::: DATA UNDER STUDY
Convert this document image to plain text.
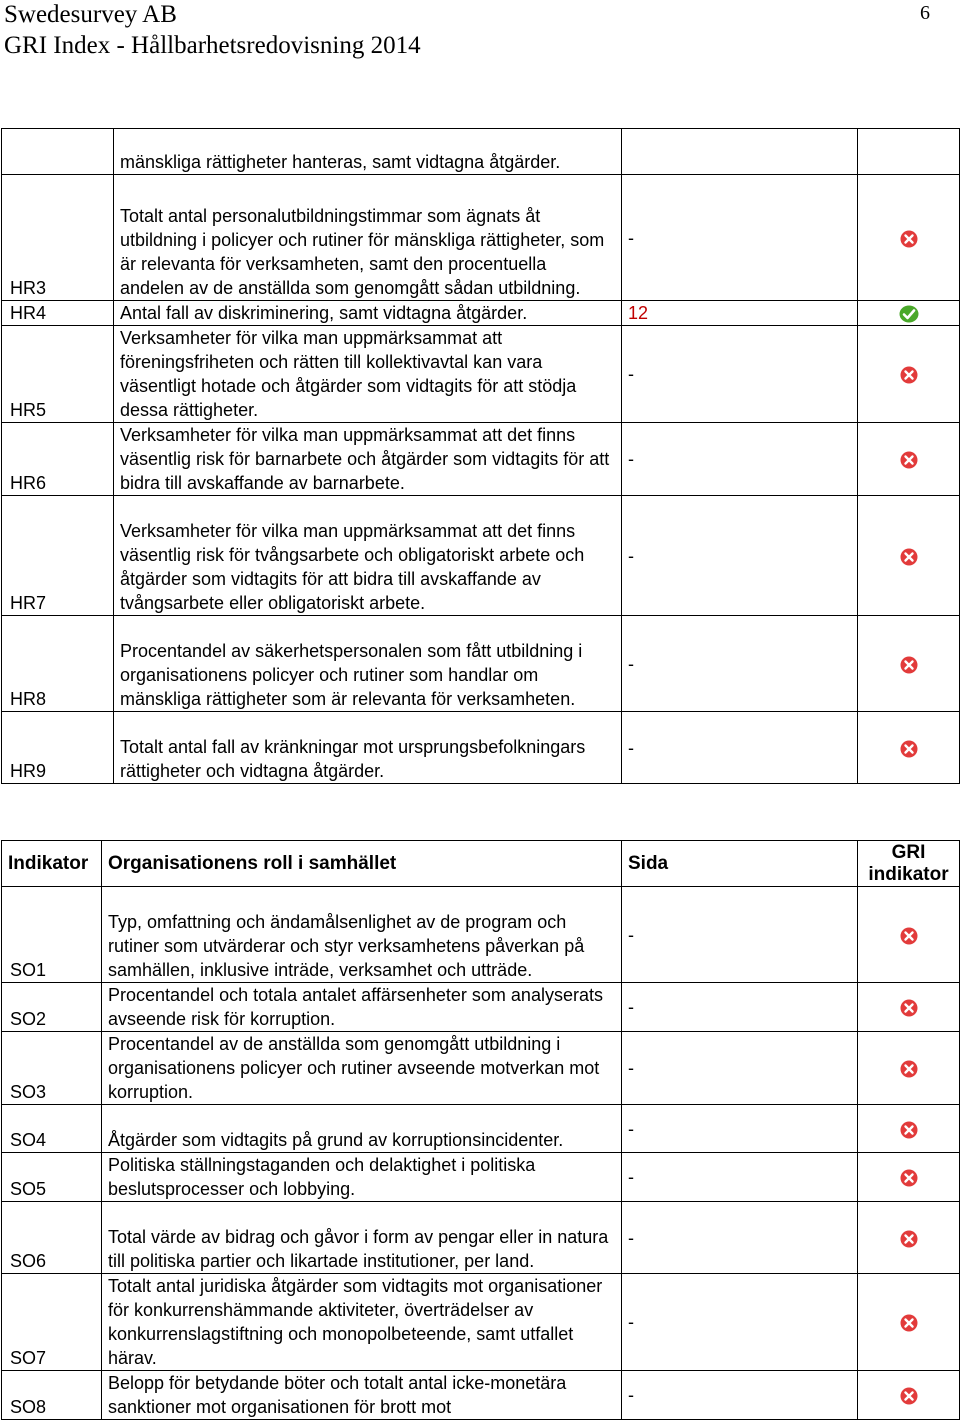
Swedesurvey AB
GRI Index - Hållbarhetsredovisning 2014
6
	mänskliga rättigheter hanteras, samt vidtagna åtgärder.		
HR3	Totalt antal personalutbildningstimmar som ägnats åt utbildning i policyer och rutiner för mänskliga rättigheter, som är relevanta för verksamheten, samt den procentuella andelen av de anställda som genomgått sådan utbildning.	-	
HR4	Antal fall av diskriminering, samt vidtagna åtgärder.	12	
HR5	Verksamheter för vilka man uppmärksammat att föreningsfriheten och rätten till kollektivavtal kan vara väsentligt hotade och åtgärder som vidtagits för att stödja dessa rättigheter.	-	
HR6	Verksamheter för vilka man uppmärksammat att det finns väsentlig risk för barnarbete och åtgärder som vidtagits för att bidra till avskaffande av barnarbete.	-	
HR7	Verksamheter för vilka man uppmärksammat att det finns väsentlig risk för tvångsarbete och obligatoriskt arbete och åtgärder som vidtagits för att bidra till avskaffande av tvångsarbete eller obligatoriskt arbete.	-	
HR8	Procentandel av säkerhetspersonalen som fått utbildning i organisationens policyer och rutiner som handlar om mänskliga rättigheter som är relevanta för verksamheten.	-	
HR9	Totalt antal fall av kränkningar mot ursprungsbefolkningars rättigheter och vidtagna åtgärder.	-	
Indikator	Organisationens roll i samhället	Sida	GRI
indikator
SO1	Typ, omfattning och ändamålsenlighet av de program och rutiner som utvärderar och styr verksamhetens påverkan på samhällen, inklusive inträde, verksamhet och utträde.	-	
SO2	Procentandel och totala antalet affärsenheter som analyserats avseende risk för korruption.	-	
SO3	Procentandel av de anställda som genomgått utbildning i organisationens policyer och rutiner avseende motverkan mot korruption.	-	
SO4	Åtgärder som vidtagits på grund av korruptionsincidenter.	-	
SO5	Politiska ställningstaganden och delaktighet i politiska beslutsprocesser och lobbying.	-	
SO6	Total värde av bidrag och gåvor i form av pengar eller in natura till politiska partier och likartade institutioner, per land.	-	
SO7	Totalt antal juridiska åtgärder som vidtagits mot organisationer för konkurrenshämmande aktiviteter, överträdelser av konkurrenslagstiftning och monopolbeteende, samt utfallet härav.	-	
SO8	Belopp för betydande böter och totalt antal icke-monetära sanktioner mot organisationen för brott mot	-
::::::
::: DATA UNDER STUDY
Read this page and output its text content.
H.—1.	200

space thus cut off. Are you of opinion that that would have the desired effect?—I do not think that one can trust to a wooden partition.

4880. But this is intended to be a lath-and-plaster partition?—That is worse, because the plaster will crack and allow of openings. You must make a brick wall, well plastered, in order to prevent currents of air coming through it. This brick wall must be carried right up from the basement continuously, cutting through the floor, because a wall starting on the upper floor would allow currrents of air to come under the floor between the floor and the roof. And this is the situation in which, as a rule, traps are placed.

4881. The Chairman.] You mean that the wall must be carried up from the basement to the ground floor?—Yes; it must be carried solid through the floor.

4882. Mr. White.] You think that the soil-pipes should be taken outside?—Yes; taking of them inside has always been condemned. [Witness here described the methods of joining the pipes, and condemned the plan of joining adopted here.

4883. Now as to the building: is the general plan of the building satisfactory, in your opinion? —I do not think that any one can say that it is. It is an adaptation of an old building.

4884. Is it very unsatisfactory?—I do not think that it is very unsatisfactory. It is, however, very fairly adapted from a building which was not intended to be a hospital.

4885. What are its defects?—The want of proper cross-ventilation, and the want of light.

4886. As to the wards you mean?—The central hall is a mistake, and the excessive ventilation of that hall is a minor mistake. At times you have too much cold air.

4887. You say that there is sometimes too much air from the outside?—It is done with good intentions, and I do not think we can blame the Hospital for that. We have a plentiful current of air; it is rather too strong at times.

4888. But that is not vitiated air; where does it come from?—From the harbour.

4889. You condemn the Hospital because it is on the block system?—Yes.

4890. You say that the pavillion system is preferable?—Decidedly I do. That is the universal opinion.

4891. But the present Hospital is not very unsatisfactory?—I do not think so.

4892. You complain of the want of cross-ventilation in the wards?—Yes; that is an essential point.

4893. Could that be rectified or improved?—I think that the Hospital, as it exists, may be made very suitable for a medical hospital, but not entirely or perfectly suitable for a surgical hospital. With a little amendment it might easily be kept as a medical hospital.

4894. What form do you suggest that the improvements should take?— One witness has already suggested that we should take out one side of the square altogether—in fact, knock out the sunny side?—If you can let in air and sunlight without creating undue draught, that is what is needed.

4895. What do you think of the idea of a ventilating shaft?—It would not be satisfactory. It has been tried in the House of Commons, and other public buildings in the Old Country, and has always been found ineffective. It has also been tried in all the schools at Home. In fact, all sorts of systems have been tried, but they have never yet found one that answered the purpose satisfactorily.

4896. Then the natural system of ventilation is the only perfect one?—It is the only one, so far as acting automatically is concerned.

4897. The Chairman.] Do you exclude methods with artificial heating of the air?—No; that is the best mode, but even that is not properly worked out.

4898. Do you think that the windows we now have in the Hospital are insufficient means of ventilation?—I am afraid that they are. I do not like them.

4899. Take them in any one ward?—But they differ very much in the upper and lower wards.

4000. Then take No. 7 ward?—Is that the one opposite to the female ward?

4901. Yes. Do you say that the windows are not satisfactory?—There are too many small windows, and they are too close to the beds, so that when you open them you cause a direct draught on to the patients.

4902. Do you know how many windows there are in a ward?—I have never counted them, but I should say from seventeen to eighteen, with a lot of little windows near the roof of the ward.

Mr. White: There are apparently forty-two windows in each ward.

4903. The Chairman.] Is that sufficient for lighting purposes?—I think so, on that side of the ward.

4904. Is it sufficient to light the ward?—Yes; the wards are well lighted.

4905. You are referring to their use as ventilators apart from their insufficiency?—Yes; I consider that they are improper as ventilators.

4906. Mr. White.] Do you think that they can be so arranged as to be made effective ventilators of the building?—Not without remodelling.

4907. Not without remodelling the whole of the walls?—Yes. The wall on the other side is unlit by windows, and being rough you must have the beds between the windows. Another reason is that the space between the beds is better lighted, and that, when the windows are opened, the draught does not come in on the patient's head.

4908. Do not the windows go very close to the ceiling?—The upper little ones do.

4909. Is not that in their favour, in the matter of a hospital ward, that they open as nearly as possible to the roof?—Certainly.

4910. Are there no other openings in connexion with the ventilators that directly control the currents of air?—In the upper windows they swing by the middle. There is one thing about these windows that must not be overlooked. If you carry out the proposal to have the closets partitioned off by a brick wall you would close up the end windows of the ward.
::::::
#### TASK:
Pull every line with the word "unsatisfactory" from the data.

#### ANSWER TO THE EXERCISE:
4884. Is it very unsatisfactory?—I do not think that it is very unsatisfactory. It is, however, very fairly adapted from a building which was not intended to be a hospital.
4891. But the present Hospital is not very unsatisfactory?—I do not think so.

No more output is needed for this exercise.